> REQUIRED TASK:
Count lines with the string "questo" in them. State the number alone.

> INFORMATION PROVIDED:
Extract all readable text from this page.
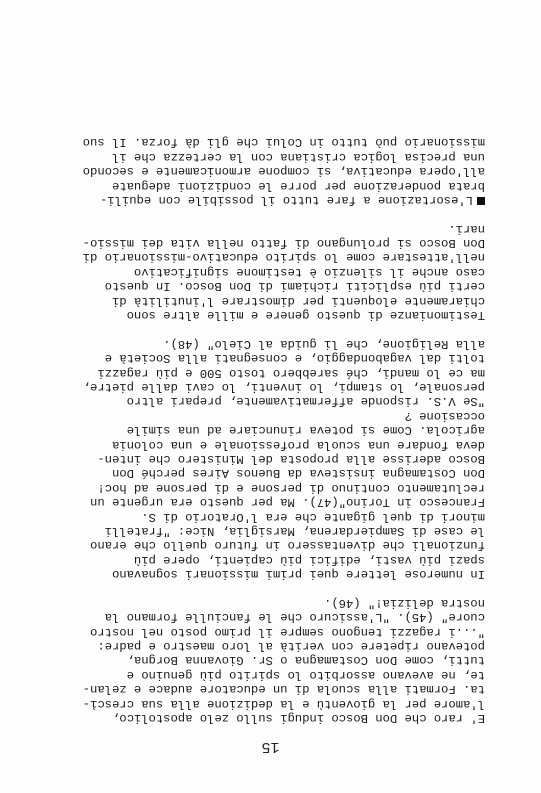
15
E' raro che Don Bosco indugi sullo zelo apostolico,
l'amore per la gioventù e la dedizione alla sua crescì-
ta. Formati alla scuola di un educatore audace e zelan-
te, ne avevano assorbito lo spirito più genuino e
tutti, come Don Costamagna o Sr. Giovanna Borgna,
potevano ripetere con verità al loro maestro e padre:
"...i ragazzi tengono sempre il primo posto nel nostro
cuore" (45). "L'assicuro che le fanciulle formano la
nostra delizia!" (46).
In numerose lettere quei primi missionari sognavano
spazi più vasti, edifici più capienti, opere più
funzionali che diventassero in futuro quello che erano
le case di Sampierdarena, Marsiglia, Nice: "fratelli
minori di quel gigante che era l'Oratorio di S.
Francesco in Torino"(47). Ma per questo era urgente un
reclutamento continuo di persone e di persone ad hoc!
Don Costamagna insisteva da Buenos Aires perché Don
Bosco aderisse alla proposta del Ministero che inten-
deva fondare una scuola professionale e una colonia
agricola. Come si poteva rinunciare ad una simile
occasione ?
"Se V.S. risponde affermativamente, prepari altro
personale, lo stampi, lo inventi, lo cavi dalle pietre,
ma ce lo mandi, ché sarebbero tosto 500 e più ragazzi
tolti dal vagabondaggio, e consegnati alla Società e
alla Religione, che li guida al Cielo" (48).
Testimonianze di questo genere e mille altre sono
chiaramente eloquenti per dimostrare l'inutilità di
certi più espliciti richiami di Don Bosco. In questo
caso anche il silenzio è testimone significativo
nell'attestare come lo spirito educativo-missionario di
Don Bosco si prolungano di fatto nella vita dei missio-
nari.
L'esortazione a fare tutto il possibile con equili-
brata ponderazione per porre le condizioni adeguate
all'opera educativa, si compone armonicamente e secondo
una precisa logica cristiana con la certezza che il
missionario può tutto in Colui che gli dà forza. Il suo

> REPLY TO THE TASK:
3